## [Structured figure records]
:::

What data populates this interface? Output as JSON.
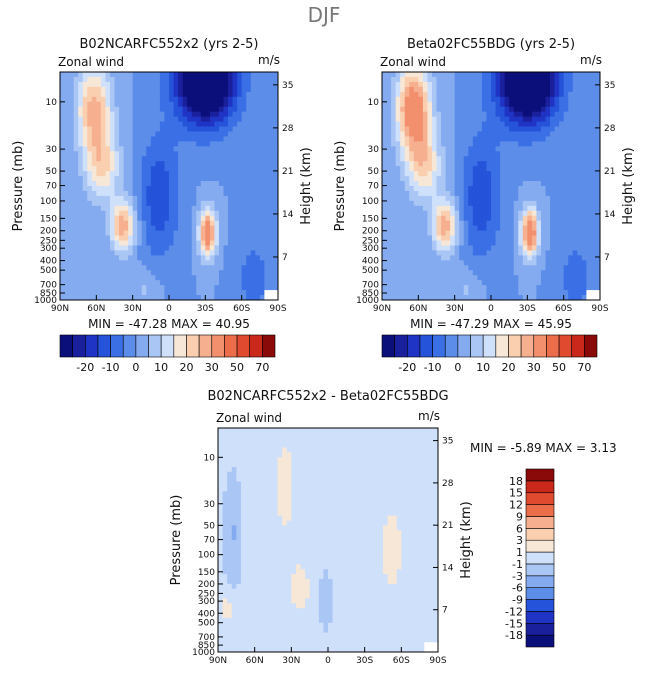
{
  "figure_title": "DJF",
  "colors": {
    "scale": [
      "#0b0f7a",
      "#1a1f9c",
      "#1f34c4",
      "#2553d9",
      "#3a6fe6",
      "#5c8de8",
      "#84aaf0",
      "#aac6f5",
      "#cfe0fa",
      "#f7e7d6",
      "#f9cfb0",
      "#f6b090",
      "#f28f6c",
      "#ec6d4a",
      "#e04a2e",
      "#c9281a",
      "#8a0a0a"
    ],
    "nodata": "#ffffff"
  },
  "chart_data": [
    {
      "type": "heatmap",
      "title": "B02NCARFC552x2 (yrs 2-5)",
      "left_label": "Zonal wind",
      "units": "m/s",
      "xlabel": "",
      "ylabel": "Pressure (mb)",
      "ylabel_right": "Height (km)",
      "x_ticks": [
        "90N",
        "60N",
        "30N",
        "0",
        "30S",
        "60S",
        "90S"
      ],
      "y_ticks": [
        "10",
        "30",
        "50",
        "70",
        "100",
        "150",
        "200",
        "250",
        "300",
        "400",
        "500",
        "700",
        "850",
        "1000"
      ],
      "y2_ticks": [
        "35",
        "28",
        "21",
        "14",
        "7"
      ],
      "stats": "MIN = -47.28   MAX =  40.95",
      "min": -47.28,
      "max": 40.95,
      "colorbar": {
        "levels": [
          -25,
          -20,
          -15,
          -10,
          -5,
          0,
          5,
          10,
          15,
          20,
          25,
          30,
          40,
          50,
          60,
          70
        ],
        "labels": [
          "-20",
          "-10",
          "0",
          "10",
          "20",
          "30",
          "50",
          "70"
        ]
      },
      "features": [
        {
          "lat": 62,
          "p": 12,
          "value": 25
        },
        {
          "lat": 58,
          "p": 40,
          "value": 20
        },
        {
          "lat": 38,
          "p": 150,
          "value": 30
        },
        {
          "lat": -32,
          "p": 200,
          "value": 38
        },
        {
          "lat": -35,
          "p": 10,
          "value": -45
        },
        {
          "lat": 15,
          "p": 120,
          "value": -10
        }
      ]
    },
    {
      "type": "heatmap",
      "title": "Beta02FC55BDG (yrs 2-5)",
      "left_label": "Zonal wind",
      "units": "m/s",
      "xlabel": "",
      "ylabel": "Pressure (mb)",
      "ylabel_right": "Height (km)",
      "x_ticks": [
        "90N",
        "60N",
        "30N",
        "0",
        "30S",
        "60S",
        "90S"
      ],
      "y_ticks": [
        "10",
        "30",
        "50",
        "70",
        "100",
        "150",
        "200",
        "250",
        "300",
        "400",
        "500",
        "700",
        "850",
        "1000"
      ],
      "y2_ticks": [
        "35",
        "28",
        "21",
        "14",
        "7"
      ],
      "stats": "MIN = -47.29   MAX =  45.95",
      "min": -47.29,
      "max": 45.95,
      "colorbar": {
        "levels": [
          -25,
          -20,
          -15,
          -10,
          -5,
          0,
          5,
          10,
          15,
          20,
          25,
          30,
          40,
          50,
          60,
          70
        ],
        "labels": [
          "-20",
          "-10",
          "0",
          "10",
          "20",
          "30",
          "50",
          "70"
        ]
      },
      "features": [
        {
          "lat": 64,
          "p": 12,
          "value": 35
        },
        {
          "lat": 58,
          "p": 40,
          "value": 22
        },
        {
          "lat": 40,
          "p": 170,
          "value": 30
        },
        {
          "lat": -33,
          "p": 200,
          "value": 38
        },
        {
          "lat": -35,
          "p": 10,
          "value": -46
        },
        {
          "lat": 15,
          "p": 120,
          "value": -10
        }
      ]
    },
    {
      "type": "heatmap",
      "title": "B02NCARFC552x2 - Beta02FC55BDG",
      "left_label": "Zonal wind",
      "units": "m/s",
      "xlabel": "",
      "ylabel": "Pressure (mb)",
      "ylabel_right": "Height (km)",
      "x_ticks": [
        "90N",
        "60N",
        "30N",
        "0",
        "30S",
        "60S",
        "90S"
      ],
      "y_ticks": [
        "10",
        "30",
        "50",
        "70",
        "100",
        "150",
        "200",
        "250",
        "300",
        "400",
        "500",
        "700",
        "850",
        "1000"
      ],
      "y2_ticks": [
        "35",
        "28",
        "21",
        "14",
        "7"
      ],
      "stats": "MIN =  -5.89   MAX =   3.13",
      "min": -5.89,
      "max": 3.13,
      "colorbar": {
        "levels": [
          -18,
          -15,
          -12,
          -9,
          -6,
          -3,
          -1,
          1,
          3,
          6,
          9,
          12,
          15,
          18
        ],
        "labels": [
          "18",
          "15",
          "12",
          "9",
          "6",
          "3",
          "1",
          "-1",
          "-3",
          "-6",
          "-9",
          "-12",
          "-15",
          "-18"
        ]
      },
      "features": [
        {
          "lat": 78,
          "p": 50,
          "value": -3
        },
        {
          "lat": 35,
          "p": 20,
          "value": 2
        },
        {
          "lat": 25,
          "p": 200,
          "value": 2
        },
        {
          "lat": -50,
          "p": 100,
          "value": 3
        },
        {
          "lat": 80,
          "p": 350,
          "value": 2
        }
      ]
    }
  ]
}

:::

## [Task requirements]
Transcribe the records above verbatim. Do not carry over any picture.

## [Task answer]
What data populates this interface? Output as JSON.
{
  "figure_title": "DJF",
  "colors": {
    "scale": [
      "#0b0f7a",
      "#1a1f9c",
      "#1f34c4",
      "#2553d9",
      "#3a6fe6",
      "#5c8de8",
      "#84aaf0",
      "#aac6f5",
      "#cfe0fa",
      "#f7e7d6",
      "#f9cfb0",
      "#f6b090",
      "#f28f6c",
      "#ec6d4a",
      "#e04a2e",
      "#c9281a",
      "#8a0a0a"
    ],
    "nodata": "#ffffff"
  },
  "chart_data": [
    {
      "type": "heatmap",
      "title": "B02NCARFC552x2 (yrs 2-5)",
      "left_label": "Zonal wind",
      "units": "m/s",
      "xlabel": "",
      "ylabel": "Pressure (mb)",
      "ylabel_right": "Height (km)",
      "x_ticks": [
        "90N",
        "60N",
        "30N",
        "0",
        "30S",
        "60S",
        "90S"
      ],
      "y_ticks": [
        "10",
        "30",
        "50",
        "70",
        "100",
        "150",
        "200",
        "250",
        "300",
        "400",
        "500",
        "700",
        "850",
        "1000"
      ],
      "y2_ticks": [
        "35",
        "28",
        "21",
        "14",
        "7"
      ],
      "stats": "MIN = -47.28   MAX =  40.95",
      "min": -47.28,
      "max": 40.95,
      "colorbar": {
        "levels": [
          -25,
          -20,
          -15,
          -10,
          -5,
          0,
          5,
          10,
          15,
          20,
          25,
          30,
          40,
          50,
          60,
          70
        ],
        "labels": [
          "-20",
          "-10",
          "0",
          "10",
          "20",
          "30",
          "50",
          "70"
        ]
      },
      "features": [
        {
          "lat": 62,
          "p": 12,
          "value": 25
        },
        {
          "lat": 58,
          "p": 40,
          "value": 20
        },
        {
          "lat": 38,
          "p": 150,
          "value": 30
        },
        {
          "lat": -32,
          "p": 200,
          "value": 38
        },
        {
          "lat": -35,
          "p": 10,
          "value": -45
        },
        {
          "lat": 15,
          "p": 120,
          "value": -10
        }
      ]
    },
    {
      "type": "heatmap",
      "title": "Beta02FC55BDG (yrs 2-5)",
      "left_label": "Zonal wind",
      "units": "m/s",
      "xlabel": "",
      "ylabel": "Pressure (mb)",
      "ylabel_right": "Height (km)",
      "x_ticks": [
        "90N",
        "60N",
        "30N",
        "0",
        "30S",
        "60S",
        "90S"
      ],
      "y_ticks": [
        "10",
        "30",
        "50",
        "70",
        "100",
        "150",
        "200",
        "250",
        "300",
        "400",
        "500",
        "700",
        "850",
        "1000"
      ],
      "y2_ticks": [
        "35",
        "28",
        "21",
        "14",
        "7"
      ],
      "stats": "MIN = -47.29   MAX =  45.95",
      "min": -47.29,
      "max": 45.95,
      "colorbar": {
        "levels": [
          -25,
          -20,
          -15,
          -10,
          -5,
          0,
          5,
          10,
          15,
          20,
          25,
          30,
          40,
          50,
          60,
          70
        ],
        "labels": [
          "-20",
          "-10",
          "0",
          "10",
          "20",
          "30",
          "50",
          "70"
        ]
      },
      "features": [
        {
          "lat": 64,
          "p": 12,
          "value": 35
        },
        {
          "lat": 58,
          "p": 40,
          "value": 22
        },
        {
          "lat": 40,
          "p": 170,
          "value": 30
        },
        {
          "lat": -33,
          "p": 200,
          "value": 38
        },
        {
          "lat": -35,
          "p": 10,
          "value": -46
        },
        {
          "lat": 15,
          "p": 120,
          "value": -10
        }
      ]
    },
    {
      "type": "heatmap",
      "title": "B02NCARFC552x2 - Beta02FC55BDG",
      "left_label": "Zonal wind",
      "units": "m/s",
      "xlabel": "",
      "ylabel": "Pressure (mb)",
      "ylabel_right": "Height (km)",
      "x_ticks": [
        "90N",
        "60N",
        "30N",
        "0",
        "30S",
        "60S",
        "90S"
      ],
      "y_ticks": [
        "10",
        "30",
        "50",
        "70",
        "100",
        "150",
        "200",
        "250",
        "300",
        "400",
        "500",
        "700",
        "850",
        "1000"
      ],
      "y2_ticks": [
        "35",
        "28",
        "21",
        "14",
        "7"
      ],
      "stats": "MIN =  -5.89   MAX =   3.13",
      "min": -5.89,
      "max": 3.13,
      "colorbar": {
        "levels": [
          -18,
          -15,
          -12,
          -9,
          -6,
          -3,
          -1,
          1,
          3,
          6,
          9,
          12,
          15,
          18
        ],
        "labels": [
          "18",
          "15",
          "12",
          "9",
          "6",
          "3",
          "1",
          "-1",
          "-3",
          "-6",
          "-9",
          "-12",
          "-15",
          "-18"
        ]
      },
      "features": [
        {
          "lat": 78,
          "p": 50,
          "value": -3
        },
        {
          "lat": 35,
          "p": 20,
          "value": 2
        },
        {
          "lat": 25,
          "p": 200,
          "value": 2
        },
        {
          "lat": -50,
          "p": 100,
          "value": 3
        },
        {
          "lat": 80,
          "p": 350,
          "value": 2
        }
      ]
    }
  ]
}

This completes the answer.